• **Written instruction**
List each line of the data in which the string "分解ガスが発生する恐れがある" appears.

• **Data in this exercise**
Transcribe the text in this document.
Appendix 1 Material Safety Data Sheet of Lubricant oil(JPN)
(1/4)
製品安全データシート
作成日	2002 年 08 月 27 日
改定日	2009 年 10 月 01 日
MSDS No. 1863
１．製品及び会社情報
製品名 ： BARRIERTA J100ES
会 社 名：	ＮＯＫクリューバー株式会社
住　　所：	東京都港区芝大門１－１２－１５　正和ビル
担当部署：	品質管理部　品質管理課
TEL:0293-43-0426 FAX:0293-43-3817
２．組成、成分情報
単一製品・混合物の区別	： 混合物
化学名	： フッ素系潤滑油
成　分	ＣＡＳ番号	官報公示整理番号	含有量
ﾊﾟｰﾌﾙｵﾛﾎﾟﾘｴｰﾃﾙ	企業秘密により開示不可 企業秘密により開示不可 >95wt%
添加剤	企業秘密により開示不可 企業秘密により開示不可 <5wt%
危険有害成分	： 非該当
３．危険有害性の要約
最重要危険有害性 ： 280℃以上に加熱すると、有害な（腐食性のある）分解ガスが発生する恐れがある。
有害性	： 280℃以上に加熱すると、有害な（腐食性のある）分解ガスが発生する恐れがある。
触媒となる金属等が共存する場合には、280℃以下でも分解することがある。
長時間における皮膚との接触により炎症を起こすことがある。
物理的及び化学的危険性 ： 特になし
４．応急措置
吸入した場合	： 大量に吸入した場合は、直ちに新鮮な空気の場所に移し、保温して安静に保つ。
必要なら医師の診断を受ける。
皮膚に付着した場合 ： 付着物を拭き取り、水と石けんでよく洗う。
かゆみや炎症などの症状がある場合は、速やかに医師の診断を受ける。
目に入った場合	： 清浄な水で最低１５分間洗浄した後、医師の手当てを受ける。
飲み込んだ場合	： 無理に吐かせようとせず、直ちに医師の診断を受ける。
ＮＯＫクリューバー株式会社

• **Answer to the task**
最重要危険有害性 ： 280℃以上に加熱すると、有害な（腐食性のある）分解ガスが発生する恐れがある。
有害性	： 280℃以上に加熱すると、有害な（腐食性のある）分解ガスが発生する恐れがある。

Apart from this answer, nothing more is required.